Stated problem:
Lines containing the string "apply" are to be counted; report the number and nothing more.

___ Records to process

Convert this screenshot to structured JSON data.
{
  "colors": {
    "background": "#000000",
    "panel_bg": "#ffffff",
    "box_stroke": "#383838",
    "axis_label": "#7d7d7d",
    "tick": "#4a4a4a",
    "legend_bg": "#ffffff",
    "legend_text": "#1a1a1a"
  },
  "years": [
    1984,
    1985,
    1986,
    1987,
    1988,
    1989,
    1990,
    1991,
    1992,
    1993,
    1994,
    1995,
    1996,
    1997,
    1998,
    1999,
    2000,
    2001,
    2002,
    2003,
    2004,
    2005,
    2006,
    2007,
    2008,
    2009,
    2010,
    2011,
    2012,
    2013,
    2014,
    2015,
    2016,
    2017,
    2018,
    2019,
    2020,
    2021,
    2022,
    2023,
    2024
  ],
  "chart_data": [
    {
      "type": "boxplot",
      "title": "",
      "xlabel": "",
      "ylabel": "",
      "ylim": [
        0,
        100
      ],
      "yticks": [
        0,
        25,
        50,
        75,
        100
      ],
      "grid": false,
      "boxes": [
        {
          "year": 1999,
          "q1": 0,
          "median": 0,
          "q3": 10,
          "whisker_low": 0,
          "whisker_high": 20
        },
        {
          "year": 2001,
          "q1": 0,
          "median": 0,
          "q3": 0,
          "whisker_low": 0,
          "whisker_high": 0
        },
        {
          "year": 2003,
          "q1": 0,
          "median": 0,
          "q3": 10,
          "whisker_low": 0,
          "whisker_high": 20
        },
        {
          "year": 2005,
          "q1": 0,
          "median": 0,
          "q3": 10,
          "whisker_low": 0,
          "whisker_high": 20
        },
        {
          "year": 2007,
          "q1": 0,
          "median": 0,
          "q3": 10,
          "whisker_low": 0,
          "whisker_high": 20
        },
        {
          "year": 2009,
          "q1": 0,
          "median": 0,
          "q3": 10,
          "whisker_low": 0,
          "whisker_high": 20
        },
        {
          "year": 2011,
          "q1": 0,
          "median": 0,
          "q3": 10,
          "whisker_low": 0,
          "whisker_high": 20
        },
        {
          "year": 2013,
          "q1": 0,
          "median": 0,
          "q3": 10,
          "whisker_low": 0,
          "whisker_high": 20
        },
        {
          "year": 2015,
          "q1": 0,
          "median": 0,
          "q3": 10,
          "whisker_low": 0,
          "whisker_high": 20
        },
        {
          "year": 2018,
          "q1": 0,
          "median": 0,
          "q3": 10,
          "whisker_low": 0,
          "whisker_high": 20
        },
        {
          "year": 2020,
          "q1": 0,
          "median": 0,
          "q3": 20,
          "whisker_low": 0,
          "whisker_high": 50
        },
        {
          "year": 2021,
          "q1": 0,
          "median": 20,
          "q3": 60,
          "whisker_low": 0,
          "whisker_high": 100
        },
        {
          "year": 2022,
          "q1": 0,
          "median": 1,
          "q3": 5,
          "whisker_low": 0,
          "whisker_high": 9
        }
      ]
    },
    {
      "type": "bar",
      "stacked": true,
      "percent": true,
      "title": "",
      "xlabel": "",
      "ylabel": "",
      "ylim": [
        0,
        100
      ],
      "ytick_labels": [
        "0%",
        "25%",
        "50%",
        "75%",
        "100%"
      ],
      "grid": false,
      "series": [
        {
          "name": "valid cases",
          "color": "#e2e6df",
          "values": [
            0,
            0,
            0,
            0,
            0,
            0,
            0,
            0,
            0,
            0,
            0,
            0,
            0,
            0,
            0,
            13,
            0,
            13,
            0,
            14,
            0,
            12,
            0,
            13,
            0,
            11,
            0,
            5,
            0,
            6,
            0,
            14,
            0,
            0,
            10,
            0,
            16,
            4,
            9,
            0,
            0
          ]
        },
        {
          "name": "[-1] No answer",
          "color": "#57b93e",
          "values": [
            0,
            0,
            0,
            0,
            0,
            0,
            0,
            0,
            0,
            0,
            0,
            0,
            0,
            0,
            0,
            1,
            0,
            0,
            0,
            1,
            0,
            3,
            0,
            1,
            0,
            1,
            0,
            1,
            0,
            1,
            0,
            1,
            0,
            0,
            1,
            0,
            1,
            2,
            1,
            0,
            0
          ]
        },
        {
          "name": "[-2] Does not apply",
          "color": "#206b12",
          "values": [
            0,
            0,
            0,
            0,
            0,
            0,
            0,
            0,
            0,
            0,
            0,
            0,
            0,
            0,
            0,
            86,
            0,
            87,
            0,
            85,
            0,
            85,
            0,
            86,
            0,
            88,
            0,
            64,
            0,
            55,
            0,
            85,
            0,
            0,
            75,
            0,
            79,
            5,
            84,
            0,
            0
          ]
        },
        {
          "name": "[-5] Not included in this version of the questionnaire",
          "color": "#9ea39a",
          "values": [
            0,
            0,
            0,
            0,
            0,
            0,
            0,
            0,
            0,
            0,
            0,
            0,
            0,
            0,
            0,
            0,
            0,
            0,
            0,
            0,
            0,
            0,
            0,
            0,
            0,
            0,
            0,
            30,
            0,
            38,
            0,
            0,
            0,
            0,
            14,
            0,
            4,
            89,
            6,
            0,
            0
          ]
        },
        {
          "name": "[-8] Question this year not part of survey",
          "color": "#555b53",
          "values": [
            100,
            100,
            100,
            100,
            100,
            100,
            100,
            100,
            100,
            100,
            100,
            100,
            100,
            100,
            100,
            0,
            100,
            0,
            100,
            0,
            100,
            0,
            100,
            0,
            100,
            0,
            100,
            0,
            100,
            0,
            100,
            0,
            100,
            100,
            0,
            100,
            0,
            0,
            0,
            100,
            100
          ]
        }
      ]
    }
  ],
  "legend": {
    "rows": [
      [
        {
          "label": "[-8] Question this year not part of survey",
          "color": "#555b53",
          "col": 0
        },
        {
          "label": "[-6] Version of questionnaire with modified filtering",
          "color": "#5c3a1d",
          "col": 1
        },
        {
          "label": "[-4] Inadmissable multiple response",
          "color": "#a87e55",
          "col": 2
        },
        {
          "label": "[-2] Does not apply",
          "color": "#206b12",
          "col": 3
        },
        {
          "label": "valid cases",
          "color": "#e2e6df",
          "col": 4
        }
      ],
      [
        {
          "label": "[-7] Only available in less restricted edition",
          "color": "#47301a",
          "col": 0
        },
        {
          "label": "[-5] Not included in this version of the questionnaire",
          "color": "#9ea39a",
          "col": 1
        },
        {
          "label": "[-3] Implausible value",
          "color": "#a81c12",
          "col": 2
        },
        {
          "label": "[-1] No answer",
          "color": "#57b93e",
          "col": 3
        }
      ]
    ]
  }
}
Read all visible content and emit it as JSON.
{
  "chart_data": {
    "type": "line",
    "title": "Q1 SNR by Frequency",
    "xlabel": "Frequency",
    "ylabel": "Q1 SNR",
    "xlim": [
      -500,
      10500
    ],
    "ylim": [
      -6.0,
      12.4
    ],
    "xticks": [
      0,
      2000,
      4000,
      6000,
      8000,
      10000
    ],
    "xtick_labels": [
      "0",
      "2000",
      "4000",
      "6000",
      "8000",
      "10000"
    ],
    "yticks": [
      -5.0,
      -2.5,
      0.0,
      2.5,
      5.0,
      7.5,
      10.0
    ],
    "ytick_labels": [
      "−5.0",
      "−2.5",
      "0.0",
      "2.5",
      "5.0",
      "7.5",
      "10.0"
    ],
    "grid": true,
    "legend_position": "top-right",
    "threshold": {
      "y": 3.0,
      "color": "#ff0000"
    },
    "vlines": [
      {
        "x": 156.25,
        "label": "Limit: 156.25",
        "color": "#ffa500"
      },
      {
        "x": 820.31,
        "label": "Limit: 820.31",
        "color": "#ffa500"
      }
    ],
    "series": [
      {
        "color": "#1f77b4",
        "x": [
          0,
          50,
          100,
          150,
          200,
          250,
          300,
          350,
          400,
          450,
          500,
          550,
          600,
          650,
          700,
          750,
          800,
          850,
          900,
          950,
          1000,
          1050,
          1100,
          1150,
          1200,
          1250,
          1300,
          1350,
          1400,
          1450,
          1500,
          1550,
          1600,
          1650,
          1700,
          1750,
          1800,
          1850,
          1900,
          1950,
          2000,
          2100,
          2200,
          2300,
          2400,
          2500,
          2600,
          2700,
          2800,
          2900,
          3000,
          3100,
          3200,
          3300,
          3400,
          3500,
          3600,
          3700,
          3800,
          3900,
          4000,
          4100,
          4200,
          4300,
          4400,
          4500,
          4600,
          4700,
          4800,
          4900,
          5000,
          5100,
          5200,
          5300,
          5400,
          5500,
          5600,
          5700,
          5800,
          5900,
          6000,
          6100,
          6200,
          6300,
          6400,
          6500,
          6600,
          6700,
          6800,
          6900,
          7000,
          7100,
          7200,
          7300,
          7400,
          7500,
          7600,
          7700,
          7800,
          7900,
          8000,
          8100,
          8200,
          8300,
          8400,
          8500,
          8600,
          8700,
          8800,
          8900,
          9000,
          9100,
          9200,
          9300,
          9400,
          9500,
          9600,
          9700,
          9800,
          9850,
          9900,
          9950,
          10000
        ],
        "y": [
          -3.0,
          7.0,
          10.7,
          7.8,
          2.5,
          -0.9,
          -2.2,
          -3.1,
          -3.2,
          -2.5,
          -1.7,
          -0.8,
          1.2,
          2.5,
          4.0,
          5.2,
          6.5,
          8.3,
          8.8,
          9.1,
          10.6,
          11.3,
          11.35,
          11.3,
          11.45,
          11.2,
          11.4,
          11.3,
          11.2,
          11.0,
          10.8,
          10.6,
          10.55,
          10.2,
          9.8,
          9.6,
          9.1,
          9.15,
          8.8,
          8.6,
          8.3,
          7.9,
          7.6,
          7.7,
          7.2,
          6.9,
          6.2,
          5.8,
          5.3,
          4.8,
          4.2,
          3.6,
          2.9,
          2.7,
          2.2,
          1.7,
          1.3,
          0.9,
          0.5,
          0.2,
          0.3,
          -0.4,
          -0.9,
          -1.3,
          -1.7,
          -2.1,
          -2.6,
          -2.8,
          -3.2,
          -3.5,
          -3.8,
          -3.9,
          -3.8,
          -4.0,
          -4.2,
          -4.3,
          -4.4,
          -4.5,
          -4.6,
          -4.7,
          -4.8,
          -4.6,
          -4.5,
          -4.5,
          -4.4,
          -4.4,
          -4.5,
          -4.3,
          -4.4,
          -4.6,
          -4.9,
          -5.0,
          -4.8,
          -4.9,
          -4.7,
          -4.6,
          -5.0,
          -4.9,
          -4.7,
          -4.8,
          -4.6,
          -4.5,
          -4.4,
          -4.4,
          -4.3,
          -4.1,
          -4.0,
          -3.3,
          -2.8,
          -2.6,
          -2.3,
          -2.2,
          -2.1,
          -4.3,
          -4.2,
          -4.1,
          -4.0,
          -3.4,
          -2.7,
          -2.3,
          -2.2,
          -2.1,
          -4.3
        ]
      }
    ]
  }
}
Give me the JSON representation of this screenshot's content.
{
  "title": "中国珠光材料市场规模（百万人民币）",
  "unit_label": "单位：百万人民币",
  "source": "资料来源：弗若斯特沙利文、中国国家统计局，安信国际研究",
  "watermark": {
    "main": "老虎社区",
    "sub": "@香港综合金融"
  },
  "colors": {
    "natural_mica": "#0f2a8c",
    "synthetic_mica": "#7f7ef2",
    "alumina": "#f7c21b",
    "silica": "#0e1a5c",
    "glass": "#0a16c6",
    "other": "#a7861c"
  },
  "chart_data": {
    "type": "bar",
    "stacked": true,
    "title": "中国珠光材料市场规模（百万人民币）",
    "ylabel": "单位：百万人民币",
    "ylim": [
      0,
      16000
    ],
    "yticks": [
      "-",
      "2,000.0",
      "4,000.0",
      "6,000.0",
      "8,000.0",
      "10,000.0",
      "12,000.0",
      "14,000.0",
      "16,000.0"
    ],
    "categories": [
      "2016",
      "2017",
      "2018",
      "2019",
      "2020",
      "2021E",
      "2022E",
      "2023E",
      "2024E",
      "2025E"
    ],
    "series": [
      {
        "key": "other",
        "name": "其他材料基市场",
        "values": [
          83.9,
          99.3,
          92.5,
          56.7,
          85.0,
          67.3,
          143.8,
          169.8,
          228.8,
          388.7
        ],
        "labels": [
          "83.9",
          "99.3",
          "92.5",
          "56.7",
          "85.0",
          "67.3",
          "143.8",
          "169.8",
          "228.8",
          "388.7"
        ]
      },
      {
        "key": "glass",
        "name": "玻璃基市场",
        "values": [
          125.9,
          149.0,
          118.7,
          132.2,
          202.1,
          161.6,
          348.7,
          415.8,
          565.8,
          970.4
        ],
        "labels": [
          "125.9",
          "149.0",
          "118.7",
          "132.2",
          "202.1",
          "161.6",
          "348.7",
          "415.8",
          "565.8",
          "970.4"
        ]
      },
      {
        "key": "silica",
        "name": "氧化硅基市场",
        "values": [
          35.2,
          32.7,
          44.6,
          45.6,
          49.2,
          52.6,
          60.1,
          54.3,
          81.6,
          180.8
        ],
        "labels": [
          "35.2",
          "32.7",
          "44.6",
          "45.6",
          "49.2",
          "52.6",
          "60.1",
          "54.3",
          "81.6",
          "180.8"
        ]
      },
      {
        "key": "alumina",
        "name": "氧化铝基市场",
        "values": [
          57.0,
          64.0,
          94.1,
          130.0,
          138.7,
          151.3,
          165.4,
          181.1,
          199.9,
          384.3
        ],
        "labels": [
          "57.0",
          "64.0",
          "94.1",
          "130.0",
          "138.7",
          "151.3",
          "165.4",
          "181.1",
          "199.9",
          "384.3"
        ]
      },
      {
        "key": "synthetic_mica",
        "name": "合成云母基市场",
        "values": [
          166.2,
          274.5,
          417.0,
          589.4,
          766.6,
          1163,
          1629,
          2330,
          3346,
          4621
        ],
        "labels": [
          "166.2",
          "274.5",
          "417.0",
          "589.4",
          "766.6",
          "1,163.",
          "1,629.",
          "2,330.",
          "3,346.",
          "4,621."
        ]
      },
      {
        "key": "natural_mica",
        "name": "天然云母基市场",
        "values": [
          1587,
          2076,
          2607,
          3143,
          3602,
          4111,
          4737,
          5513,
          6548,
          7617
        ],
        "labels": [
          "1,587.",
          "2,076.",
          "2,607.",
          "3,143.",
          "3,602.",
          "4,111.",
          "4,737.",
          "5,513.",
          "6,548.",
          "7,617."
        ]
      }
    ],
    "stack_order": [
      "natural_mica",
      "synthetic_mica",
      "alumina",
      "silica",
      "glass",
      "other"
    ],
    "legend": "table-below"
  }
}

______

Final answer:
2